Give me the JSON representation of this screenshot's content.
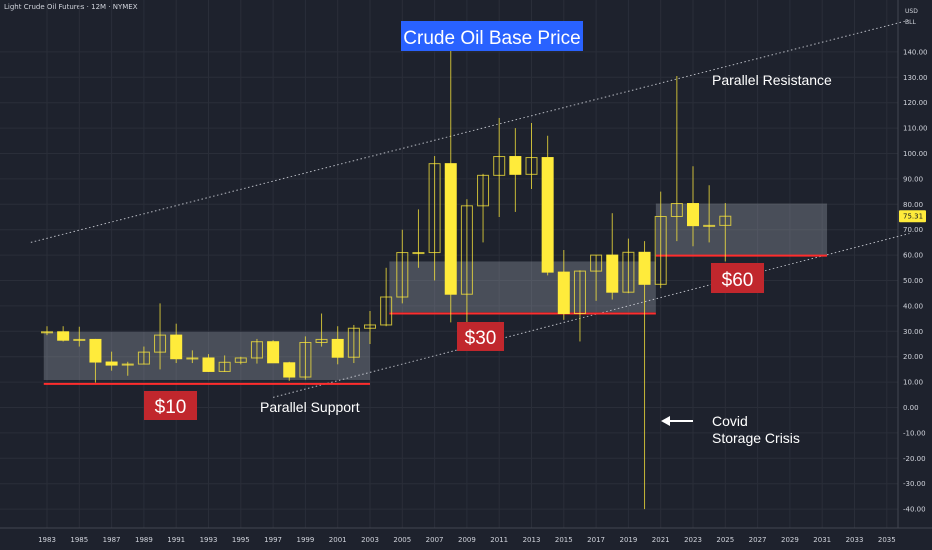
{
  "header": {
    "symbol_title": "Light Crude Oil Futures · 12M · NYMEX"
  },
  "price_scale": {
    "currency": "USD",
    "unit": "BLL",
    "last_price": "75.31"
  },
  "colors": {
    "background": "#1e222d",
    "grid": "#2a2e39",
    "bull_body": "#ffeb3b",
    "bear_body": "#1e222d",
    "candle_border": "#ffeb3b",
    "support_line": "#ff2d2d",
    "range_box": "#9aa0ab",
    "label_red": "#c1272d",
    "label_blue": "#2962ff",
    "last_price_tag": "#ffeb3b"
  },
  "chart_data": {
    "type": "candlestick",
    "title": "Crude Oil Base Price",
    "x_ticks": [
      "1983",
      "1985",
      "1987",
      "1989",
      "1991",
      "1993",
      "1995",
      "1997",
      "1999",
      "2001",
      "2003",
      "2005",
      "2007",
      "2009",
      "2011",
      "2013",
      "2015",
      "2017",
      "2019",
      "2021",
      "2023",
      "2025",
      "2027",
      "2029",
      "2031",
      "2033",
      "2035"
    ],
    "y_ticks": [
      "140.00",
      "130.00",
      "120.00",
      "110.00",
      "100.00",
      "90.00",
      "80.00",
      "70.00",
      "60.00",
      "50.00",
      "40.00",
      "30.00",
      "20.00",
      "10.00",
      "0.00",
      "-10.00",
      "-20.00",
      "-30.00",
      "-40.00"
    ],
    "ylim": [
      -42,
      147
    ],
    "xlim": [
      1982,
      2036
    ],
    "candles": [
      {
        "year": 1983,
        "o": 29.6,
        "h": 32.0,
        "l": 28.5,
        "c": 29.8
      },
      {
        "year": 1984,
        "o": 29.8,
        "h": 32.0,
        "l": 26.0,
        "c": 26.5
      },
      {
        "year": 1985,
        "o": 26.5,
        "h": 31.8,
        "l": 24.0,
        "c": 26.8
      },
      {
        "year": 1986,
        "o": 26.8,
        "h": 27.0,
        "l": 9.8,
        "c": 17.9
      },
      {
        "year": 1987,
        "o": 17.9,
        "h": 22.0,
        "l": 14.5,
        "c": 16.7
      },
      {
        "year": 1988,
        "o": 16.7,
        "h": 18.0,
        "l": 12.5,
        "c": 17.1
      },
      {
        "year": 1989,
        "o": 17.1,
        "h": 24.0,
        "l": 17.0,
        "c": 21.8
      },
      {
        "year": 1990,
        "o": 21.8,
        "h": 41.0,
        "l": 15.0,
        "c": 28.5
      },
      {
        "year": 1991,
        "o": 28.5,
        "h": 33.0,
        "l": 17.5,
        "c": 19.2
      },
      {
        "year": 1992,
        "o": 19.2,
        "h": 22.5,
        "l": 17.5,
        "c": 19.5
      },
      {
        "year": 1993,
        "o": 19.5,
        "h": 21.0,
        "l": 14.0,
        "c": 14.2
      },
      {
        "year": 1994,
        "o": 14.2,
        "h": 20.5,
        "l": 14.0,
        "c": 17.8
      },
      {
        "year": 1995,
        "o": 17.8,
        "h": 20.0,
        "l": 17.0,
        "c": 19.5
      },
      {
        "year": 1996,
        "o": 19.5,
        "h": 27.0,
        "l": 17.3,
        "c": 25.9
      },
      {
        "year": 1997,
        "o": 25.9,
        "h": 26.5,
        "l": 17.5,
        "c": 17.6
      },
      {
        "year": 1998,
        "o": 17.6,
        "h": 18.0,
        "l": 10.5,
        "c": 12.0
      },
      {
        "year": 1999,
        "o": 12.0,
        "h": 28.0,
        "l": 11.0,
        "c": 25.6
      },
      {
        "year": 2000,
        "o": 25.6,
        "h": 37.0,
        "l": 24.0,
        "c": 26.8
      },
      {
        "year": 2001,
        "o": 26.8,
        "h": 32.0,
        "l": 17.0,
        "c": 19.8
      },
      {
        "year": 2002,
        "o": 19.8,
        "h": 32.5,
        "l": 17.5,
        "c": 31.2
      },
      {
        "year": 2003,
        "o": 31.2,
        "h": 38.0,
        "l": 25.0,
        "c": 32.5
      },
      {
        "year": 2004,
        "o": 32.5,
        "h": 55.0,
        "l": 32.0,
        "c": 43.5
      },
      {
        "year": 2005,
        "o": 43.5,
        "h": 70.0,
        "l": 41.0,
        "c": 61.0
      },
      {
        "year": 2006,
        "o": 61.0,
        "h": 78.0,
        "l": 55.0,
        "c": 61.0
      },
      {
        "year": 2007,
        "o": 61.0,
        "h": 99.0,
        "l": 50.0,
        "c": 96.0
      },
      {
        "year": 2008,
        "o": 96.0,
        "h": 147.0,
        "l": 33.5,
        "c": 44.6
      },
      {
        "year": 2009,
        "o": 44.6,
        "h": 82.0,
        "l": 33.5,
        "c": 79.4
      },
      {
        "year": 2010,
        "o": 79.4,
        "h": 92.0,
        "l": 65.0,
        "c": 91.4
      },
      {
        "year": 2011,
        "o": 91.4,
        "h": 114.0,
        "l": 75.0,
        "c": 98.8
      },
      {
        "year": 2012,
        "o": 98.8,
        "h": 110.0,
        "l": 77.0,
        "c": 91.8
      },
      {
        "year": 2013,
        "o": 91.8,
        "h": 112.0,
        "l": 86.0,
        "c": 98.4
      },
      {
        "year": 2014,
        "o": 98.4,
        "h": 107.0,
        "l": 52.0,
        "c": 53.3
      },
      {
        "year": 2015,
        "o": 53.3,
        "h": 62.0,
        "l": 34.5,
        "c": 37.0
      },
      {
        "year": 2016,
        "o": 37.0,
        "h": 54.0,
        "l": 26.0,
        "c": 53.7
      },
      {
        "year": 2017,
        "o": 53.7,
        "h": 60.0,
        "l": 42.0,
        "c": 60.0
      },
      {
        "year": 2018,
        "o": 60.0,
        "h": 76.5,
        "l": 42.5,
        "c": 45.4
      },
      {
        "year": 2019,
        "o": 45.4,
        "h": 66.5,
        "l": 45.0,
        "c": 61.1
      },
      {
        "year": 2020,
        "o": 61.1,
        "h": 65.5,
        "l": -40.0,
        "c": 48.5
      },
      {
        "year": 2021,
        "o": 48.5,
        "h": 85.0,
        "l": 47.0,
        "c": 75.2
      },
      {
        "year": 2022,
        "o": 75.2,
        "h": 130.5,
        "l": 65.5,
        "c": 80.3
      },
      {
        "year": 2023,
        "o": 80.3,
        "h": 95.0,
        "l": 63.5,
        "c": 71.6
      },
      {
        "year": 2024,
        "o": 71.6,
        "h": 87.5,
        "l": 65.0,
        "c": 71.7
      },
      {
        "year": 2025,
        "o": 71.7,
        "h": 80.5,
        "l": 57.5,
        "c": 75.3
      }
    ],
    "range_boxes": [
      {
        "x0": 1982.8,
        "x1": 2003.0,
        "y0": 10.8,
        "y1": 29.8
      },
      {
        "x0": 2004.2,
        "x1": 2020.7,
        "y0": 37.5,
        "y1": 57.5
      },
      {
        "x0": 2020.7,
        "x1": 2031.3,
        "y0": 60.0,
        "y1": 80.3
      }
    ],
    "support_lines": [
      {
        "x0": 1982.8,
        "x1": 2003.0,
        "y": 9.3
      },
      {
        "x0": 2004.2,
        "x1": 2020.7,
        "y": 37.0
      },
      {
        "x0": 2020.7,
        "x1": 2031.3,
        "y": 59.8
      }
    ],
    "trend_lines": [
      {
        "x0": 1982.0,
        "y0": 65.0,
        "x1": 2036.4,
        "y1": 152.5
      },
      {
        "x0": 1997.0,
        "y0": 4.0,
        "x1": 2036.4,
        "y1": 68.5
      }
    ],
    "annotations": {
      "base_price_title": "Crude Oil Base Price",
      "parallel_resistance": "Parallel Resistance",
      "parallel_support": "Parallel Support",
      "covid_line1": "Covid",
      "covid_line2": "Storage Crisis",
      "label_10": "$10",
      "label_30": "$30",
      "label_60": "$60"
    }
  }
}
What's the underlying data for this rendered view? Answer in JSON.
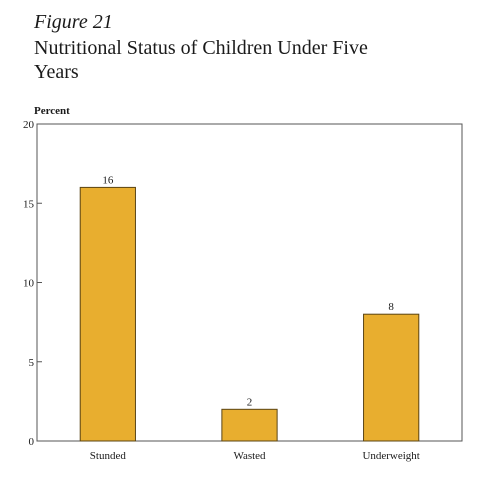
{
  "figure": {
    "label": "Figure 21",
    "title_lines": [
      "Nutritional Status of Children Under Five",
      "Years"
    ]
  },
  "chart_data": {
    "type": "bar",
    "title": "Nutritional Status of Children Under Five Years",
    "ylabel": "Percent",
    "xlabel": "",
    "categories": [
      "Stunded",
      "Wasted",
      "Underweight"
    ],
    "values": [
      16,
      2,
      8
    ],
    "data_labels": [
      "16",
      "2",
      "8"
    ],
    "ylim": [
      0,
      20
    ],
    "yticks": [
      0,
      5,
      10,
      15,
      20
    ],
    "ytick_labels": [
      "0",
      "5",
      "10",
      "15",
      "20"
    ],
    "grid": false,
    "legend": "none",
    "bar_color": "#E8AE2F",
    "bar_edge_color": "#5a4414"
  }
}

• [PROBLEM REQUIREMENTS]: Look above for every line with the word "Nutritional" and copy it.

• [FINISHED TASK]:
      "Nutritional Status of Children Under Five",
    "title": "Nutritional Status of Children Under Five Years",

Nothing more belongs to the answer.